----- INPUT RECORDS -----
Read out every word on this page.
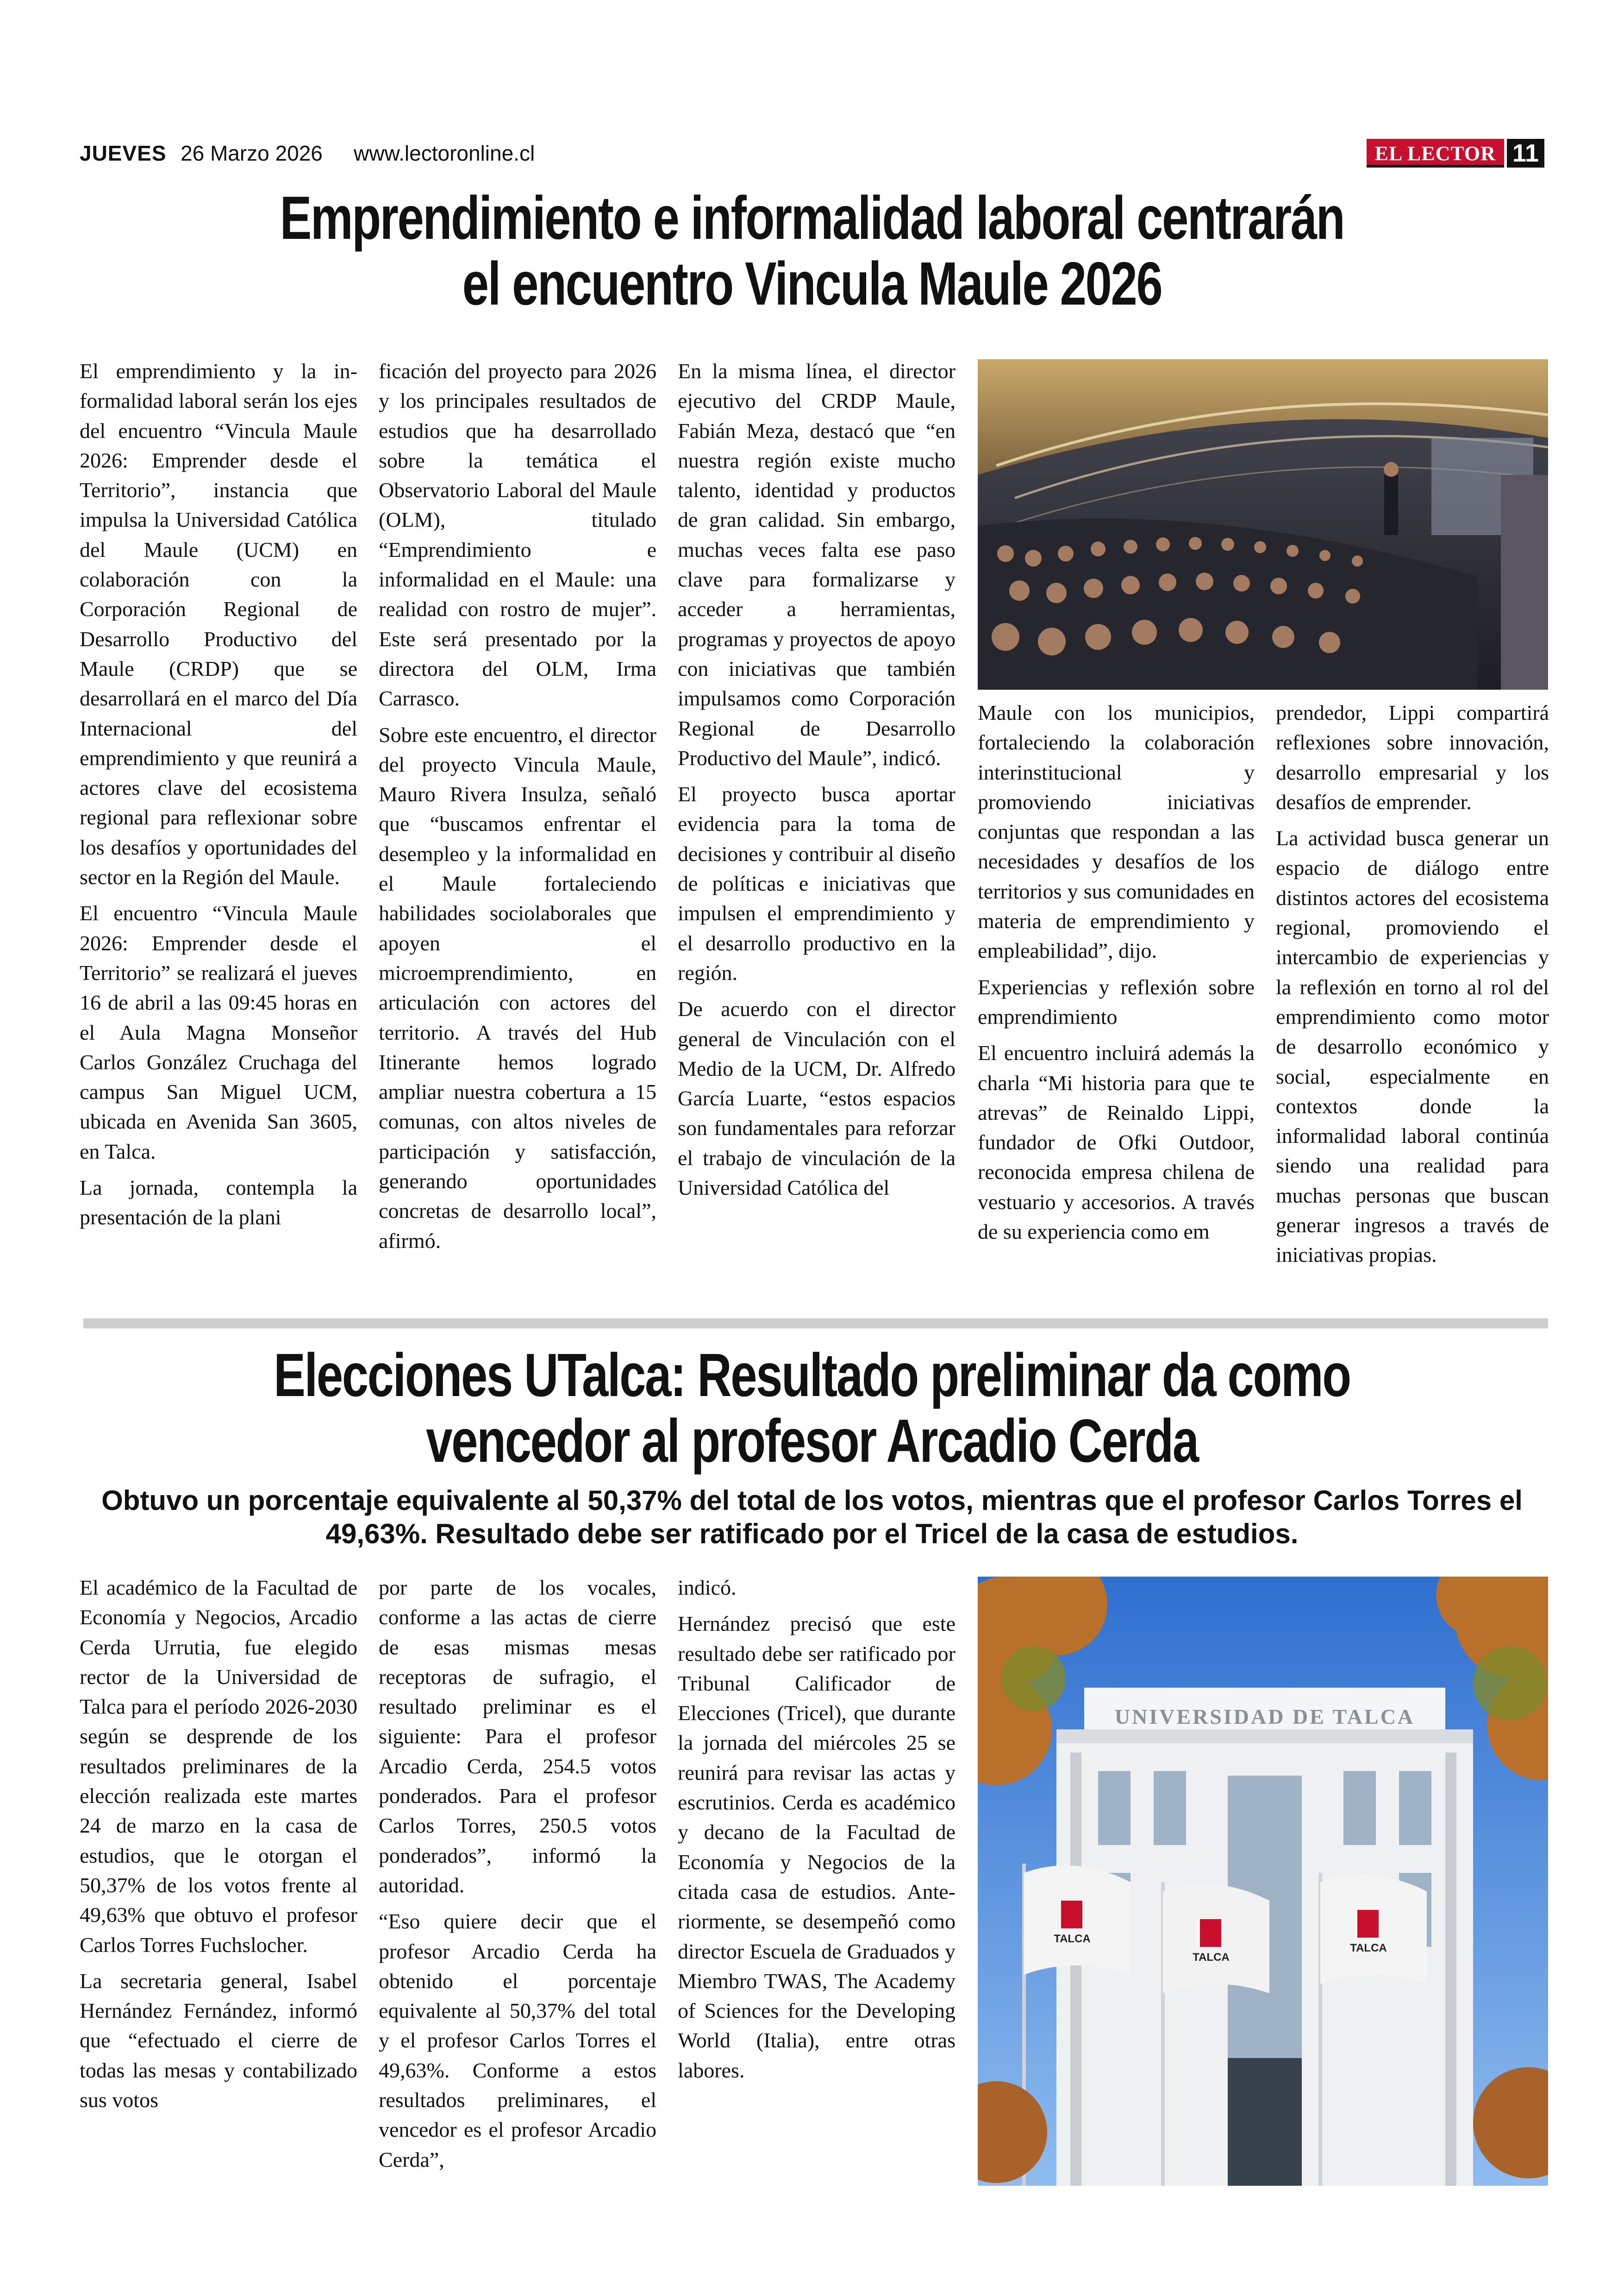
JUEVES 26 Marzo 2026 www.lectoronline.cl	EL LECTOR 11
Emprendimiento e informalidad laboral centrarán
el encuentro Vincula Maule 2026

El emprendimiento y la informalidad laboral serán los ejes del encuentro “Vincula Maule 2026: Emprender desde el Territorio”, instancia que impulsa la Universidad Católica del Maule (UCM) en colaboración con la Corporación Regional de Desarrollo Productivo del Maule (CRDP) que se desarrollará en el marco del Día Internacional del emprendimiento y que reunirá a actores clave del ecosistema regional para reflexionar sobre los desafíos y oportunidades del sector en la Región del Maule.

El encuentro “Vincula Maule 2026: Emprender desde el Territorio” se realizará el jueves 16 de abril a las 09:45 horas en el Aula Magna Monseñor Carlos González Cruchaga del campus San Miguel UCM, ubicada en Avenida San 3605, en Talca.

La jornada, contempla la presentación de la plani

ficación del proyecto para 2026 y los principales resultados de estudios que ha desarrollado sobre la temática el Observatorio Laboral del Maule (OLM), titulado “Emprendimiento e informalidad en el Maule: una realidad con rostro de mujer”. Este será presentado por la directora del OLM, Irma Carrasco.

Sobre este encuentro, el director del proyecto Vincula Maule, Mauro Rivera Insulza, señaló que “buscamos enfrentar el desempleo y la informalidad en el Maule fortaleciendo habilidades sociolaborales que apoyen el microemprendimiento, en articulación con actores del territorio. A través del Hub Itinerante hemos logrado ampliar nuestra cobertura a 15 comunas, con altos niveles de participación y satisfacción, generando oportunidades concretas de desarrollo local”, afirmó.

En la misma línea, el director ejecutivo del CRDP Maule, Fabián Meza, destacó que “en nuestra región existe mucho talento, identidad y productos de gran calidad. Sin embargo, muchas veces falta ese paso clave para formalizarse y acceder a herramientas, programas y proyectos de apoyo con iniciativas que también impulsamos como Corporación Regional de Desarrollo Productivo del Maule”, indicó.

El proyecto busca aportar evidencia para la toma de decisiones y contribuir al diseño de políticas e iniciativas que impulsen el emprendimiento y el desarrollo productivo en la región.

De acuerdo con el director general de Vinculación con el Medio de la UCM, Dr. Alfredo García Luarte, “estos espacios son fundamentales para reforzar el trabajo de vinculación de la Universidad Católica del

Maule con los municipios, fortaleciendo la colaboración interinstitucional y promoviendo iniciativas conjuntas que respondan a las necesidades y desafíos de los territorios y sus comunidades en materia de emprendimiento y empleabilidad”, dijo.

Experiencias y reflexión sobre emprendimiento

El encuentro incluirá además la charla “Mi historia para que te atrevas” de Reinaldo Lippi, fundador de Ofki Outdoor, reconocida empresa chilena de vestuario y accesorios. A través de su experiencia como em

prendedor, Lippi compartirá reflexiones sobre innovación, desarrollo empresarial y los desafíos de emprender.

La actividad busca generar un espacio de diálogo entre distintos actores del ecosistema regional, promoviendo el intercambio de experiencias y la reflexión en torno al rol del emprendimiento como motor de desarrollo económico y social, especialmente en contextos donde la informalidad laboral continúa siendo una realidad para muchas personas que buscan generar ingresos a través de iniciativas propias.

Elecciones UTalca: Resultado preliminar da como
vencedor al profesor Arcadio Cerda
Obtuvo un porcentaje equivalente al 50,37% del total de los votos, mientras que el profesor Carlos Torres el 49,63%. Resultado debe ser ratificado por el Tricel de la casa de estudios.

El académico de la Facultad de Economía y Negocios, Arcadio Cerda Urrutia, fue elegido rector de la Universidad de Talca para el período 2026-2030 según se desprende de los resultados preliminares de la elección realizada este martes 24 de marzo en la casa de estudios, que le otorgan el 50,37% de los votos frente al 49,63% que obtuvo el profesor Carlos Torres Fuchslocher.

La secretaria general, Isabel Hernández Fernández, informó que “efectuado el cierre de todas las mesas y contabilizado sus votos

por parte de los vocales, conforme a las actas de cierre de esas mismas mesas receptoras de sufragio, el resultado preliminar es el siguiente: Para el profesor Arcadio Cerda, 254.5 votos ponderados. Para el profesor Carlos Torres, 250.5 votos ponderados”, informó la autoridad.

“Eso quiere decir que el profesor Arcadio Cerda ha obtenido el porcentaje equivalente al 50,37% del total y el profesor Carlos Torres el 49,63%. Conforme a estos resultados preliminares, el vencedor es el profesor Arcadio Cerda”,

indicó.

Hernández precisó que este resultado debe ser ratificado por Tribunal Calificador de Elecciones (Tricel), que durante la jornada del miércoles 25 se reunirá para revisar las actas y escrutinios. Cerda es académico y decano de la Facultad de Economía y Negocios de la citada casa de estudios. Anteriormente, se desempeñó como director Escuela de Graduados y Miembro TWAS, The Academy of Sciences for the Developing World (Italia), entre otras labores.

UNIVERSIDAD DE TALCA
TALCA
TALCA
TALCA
-----
# AIM OF THE EXERCISE
Gather each line of the records holding the string "realidad".

# ANSWER FOR THE TASK
ficación del proyecto para 2026 y los principales resultados de estudios que ha desarrollado sobre la temática el Observatorio Laboral del Maule (OLM), titulado “Emprendimiento e informalidad en el Maule: una realidad con rostro de mujer”. Este será presentado por la directora del OLM, Irma Carrasco.
La actividad busca generar un espacio de diálogo entre distintos actores del ecosistema regional, promoviendo el intercambio de experiencias y la reflexión en torno al rol del emprendimiento como motor de desarrollo económico y social, especialmente en contextos donde la informalidad laboral continúa siendo una realidad para muchas personas que buscan generar ingresos a través de iniciativas propias.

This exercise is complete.